Exercise directions - Write out all records as given; omit images.

Extracted records
◆ ◆ ◆ ◆

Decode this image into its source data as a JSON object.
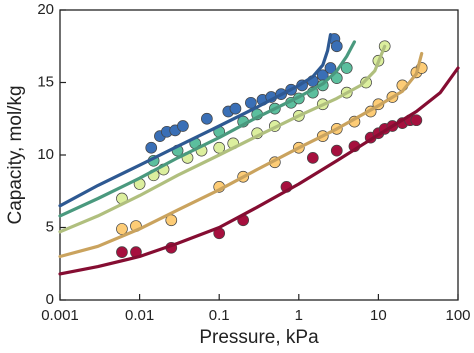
{
  "chart_data": {
    "type": "scatter",
    "x_label": "Pressure, kPa",
    "y_label": "Capacity, mol/kg",
    "xscale": "log",
    "xlim": [
      0.001,
      100
    ],
    "ylim": [
      0,
      20
    ],
    "xticks": [
      0.001,
      0.01,
      0.1,
      1,
      10,
      100
    ],
    "yticks": [
      0,
      5,
      10,
      15,
      20
    ],
    "series": [
      {
        "color": "#3a6fb6",
        "x": [
          0.014,
          0.018,
          0.022,
          0.028,
          0.035,
          0.07,
          0.13,
          0.16,
          0.25,
          0.35,
          0.45,
          0.6,
          0.8,
          1.1,
          1.5,
          2.0,
          2.5,
          2.8,
          3.0
        ],
        "values": [
          10.5,
          11.3,
          11.6,
          11.7,
          12.0,
          12.5,
          13.0,
          13.2,
          13.6,
          13.8,
          14.0,
          14.2,
          14.5,
          14.8,
          15.1,
          15.5,
          16.0,
          18.0,
          17.5
        ],
        "fit": {
          "x": [
            0.001,
            0.003,
            0.01,
            0.03,
            0.1,
            0.3,
            1,
            1.5,
            2,
            2.3,
            2.5
          ],
          "values": [
            6.5,
            7.9,
            9.3,
            10.6,
            12.0,
            13.3,
            14.8,
            15.4,
            16.2,
            17.2,
            18.3
          ]
        }
      },
      {
        "color": "#5cbf9e",
        "x": [
          0.015,
          0.03,
          0.05,
          0.1,
          0.2,
          0.3,
          0.5,
          0.8,
          1,
          1.5,
          2,
          3,
          4
        ],
        "values": [
          9.6,
          10.3,
          10.8,
          11.6,
          12.3,
          12.8,
          13.2,
          13.6,
          13.9,
          14.3,
          14.8,
          15.3,
          16.0
        ],
        "fit": {
          "x": [
            0.001,
            0.003,
            0.01,
            0.03,
            0.1,
            0.3,
            1,
            2,
            3,
            4,
            5
          ],
          "values": [
            5.8,
            7.0,
            8.4,
            9.8,
            11.2,
            12.6,
            14.0,
            14.9,
            15.8,
            16.8,
            17.8
          ]
        }
      },
      {
        "color": "#dcef9e",
        "x": [
          0.006,
          0.01,
          0.015,
          0.02,
          0.04,
          0.06,
          0.1,
          0.15,
          0.3,
          0.5,
          1,
          2,
          4,
          7,
          10,
          12
        ],
        "values": [
          7.0,
          8.0,
          8.6,
          9.0,
          9.8,
          10.3,
          10.5,
          10.8,
          11.5,
          12.0,
          12.7,
          13.5,
          14.3,
          15.0,
          16.5,
          17.5
        ],
        "fit": {
          "x": [
            0.001,
            0.003,
            0.01,
            0.03,
            0.1,
            0.3,
            1,
            3,
            6,
            9,
            12
          ],
          "values": [
            4.7,
            5.8,
            7.2,
            8.6,
            10.0,
            11.3,
            12.7,
            13.9,
            14.8,
            15.8,
            17.5
          ]
        }
      },
      {
        "color": "#fdcc76",
        "x": [
          0.006,
          0.009,
          0.025,
          0.1,
          0.2,
          0.5,
          1,
          2,
          3,
          5,
          8,
          10,
          15,
          20,
          30,
          35
        ],
        "values": [
          4.9,
          5.1,
          5.5,
          7.8,
          8.5,
          9.5,
          10.5,
          11.3,
          11.8,
          12.3,
          13.0,
          13.5,
          14.0,
          14.8,
          15.7,
          16.0
        ],
        "fit": {
          "x": [
            0.001,
            0.003,
            0.01,
            0.03,
            0.1,
            0.3,
            1,
            3,
            10,
            20,
            30,
            35
          ],
          "values": [
            3.0,
            3.7,
            4.9,
            6.2,
            7.6,
            9.0,
            10.5,
            11.8,
            13.4,
            14.4,
            15.6,
            17.0
          ]
        }
      },
      {
        "color": "#a6103e",
        "x": [
          0.006,
          0.009,
          0.025,
          0.1,
          0.2,
          0.7,
          1.5,
          3,
          5,
          8,
          10,
          12,
          15,
          20,
          25,
          30
        ],
        "values": [
          3.3,
          3.3,
          3.6,
          4.6,
          5.5,
          7.8,
          9.8,
          10.3,
          10.6,
          11.2,
          11.5,
          11.8,
          12.0,
          12.2,
          12.4,
          12.4
        ],
        "fit": {
          "x": [
            0.001,
            0.003,
            0.01,
            0.03,
            0.1,
            0.3,
            1,
            3,
            10,
            30,
            60,
            100
          ],
          "values": [
            1.8,
            2.3,
            3.0,
            3.9,
            5.0,
            6.4,
            8.0,
            9.6,
            11.4,
            13.0,
            14.3,
            16.0
          ]
        }
      }
    ]
  }
}
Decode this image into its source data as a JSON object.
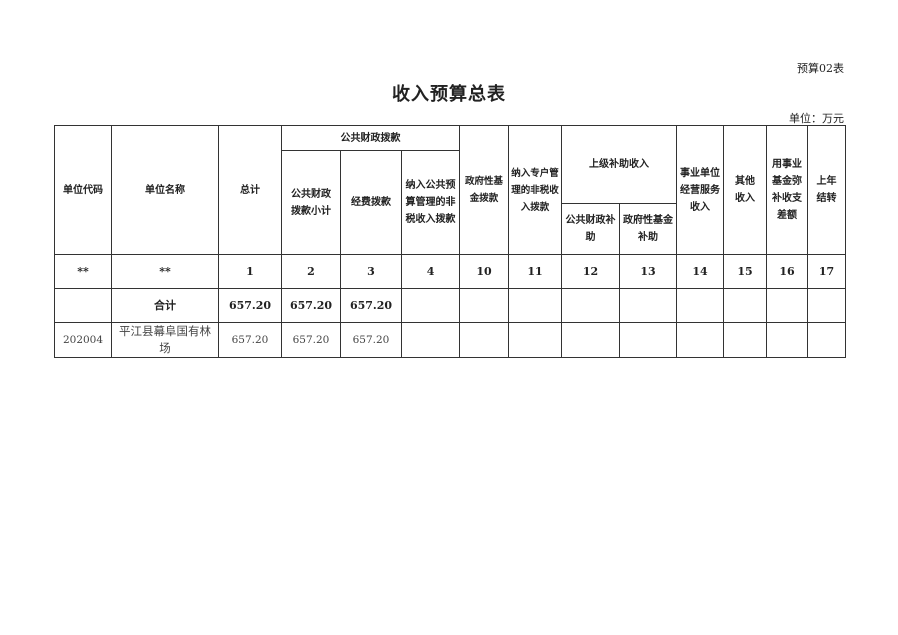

◆ ◆ ◆ ◆

Expected answer -
Decode this image into its source data as a JSON object.
{
  "chart_data": {
    "type": "scatter",
    "x_label": "Pressure, kPa",
    "y_label": "Capacity, mol/kg",
    "xscale": "log",
    "xlim": [
      0.001,
      100
    ],
    "ylim": [
      0,
      20
    ],
    "xticks": [
      0.001,
      0.01,
      0.1,
      1,
      10,
      100
    ],
    "yticks": [
      0,
      5,
      10,
      15,
      20
    ],
    "series": [
      {
        "color": "#3a6fb6",
        "x": [
          0.014,
          0.018,
          0.022,
          0.028,
          0.035,
          0.07,
          0.13,
          0.16,
          0.25,
          0.35,
          0.45,
          0.6,
          0.8,
          1.1,
          1.5,
          2.0,
          2.5,
          2.8,
          3.0
        ],
        "values": [
          10.5,
          11.3,
          11.6,
          11.7,
          12.0,
          12.5,
          13.0,
          13.2,
          13.6,
          13.8,
          14.0,
          14.2,
          14.5,
          14.8,
          15.1,
          15.5,
          16.0,
          18.0,
          17.5
        ],
        "fit": {
          "x": [
            0.001,
            0.003,
            0.01,
            0.03,
            0.1,
            0.3,
            1,
            1.5,
            2,
            2.3,
            2.5
          ],
          "values": [
            6.5,
            7.9,
            9.3,
            10.6,
            12.0,
            13.3,
            14.8,
            15.4,
            16.2,
            17.2,
            18.3
          ]
        }
      },
      {
        "color": "#5cbf9e",
        "x": [
          0.015,
          0.03,
          0.05,
          0.1,
          0.2,
          0.3,
          0.5,
          0.8,
          1,
          1.5,
          2,
          3,
          4
        ],
        "values": [
          9.6,
          10.3,
          10.8,
          11.6,
          12.3,
          12.8,
          13.2,
          13.6,
          13.9,
          14.3,
          14.8,
          15.3,
          16.0
        ],
        "fit": {
          "x": [
            0.001,
            0.003,
            0.01,
            0.03,
            0.1,
            0.3,
            1,
            2,
            3,
            4,
            5
          ],
          "values": [
            5.8,
            7.0,
            8.4,
            9.8,
            11.2,
            12.6,
            14.0,
            14.9,
            15.8,
            16.8,
            17.8
          ]
        }
      },
      {
        "color": "#dcef9e",
        "x": [
          0.006,
          0.01,
          0.015,
          0.02,
          0.04,
          0.06,
          0.1,
          0.15,
          0.3,
          0.5,
          1,
          2,
          4,
          7,
          10,
          12
        ],
        "values": [
          7.0,
          8.0,
          8.6,
          9.0,
          9.8,
          10.3,
          10.5,
          10.8,
          11.5,
          12.0,
          12.7,
          13.5,
          14.3,
          15.0,
          16.5,
          17.5
        ],
        "fit": {
          "x": [
            0.001,
            0.003,
            0.01,
            0.03,
            0.1,
            0.3,
            1,
            3,
            6,
            9,
            12
          ],
          "values": [
            4.7,
            5.8,
            7.2,
            8.6,
            10.0,
            11.3,
            12.7,
            13.9,
            14.8,
            15.8,
            17.5
          ]
        }
      },
      {
        "color": "#fdcc76",
        "x": [
          0.006,
          0.009,
          0.025,
          0.1,
          0.2,
          0.5,
          1,
          2,
          3,
          5,
          8,
          10,
          15,
          20,
          30,
          35
        ],
        "values": [
          4.9,
          5.1,
          5.5,
          7.8,
          8.5,
          9.5,
          10.5,
          11.3,
          11.8,
          12.3,
          13.0,
          13.5,
          14.0,
          14.8,
          15.7,
          16.0
        ],
        "fit": {
          "x": [
            0.001,
            0.003,
            0.01,
            0.03,
            0.1,
            0.3,
            1,
            3,
            10,
            20,
            30,
            35
          ],
          "values": [
            3.0,
            3.7,
            4.9,
            6.2,
            7.6,
            9.0,
            10.5,
            11.8,
            13.4,
            14.4,
            15.6,
            17.0
          ]
        }
      },
      {
        "color": "#a6103e",
        "x": [
          0.006,
          0.009,
          0.025,
          0.1,
          0.2,
          0.7,
          1.5,
          3,
          5,
          8,
          10,
          12,
          15,
          20,
          25,
          30
        ],
        "values": [
          3.3,
          3.3,
          3.6,
          4.6,
          5.5,
          7.8,
          9.8,
          10.3,
          10.6,
          11.2,
          11.5,
          11.8,
          12.0,
          12.2,
          12.4,
          12.4
        ],
        "fit": {
          "x": [
            0.001,
            0.003,
            0.01,
            0.03,
            0.1,
            0.3,
            1,
            3,
            10,
            30,
            60,
            100
          ],
          "values": [
            1.8,
            2.3,
            3.0,
            3.9,
            5.0,
            6.4,
            8.0,
            9.6,
            11.4,
            13.0,
            14.3,
            16.0
          ]
        }
      }
    ]
  }
}
Decode this image into its source data as a JSON object.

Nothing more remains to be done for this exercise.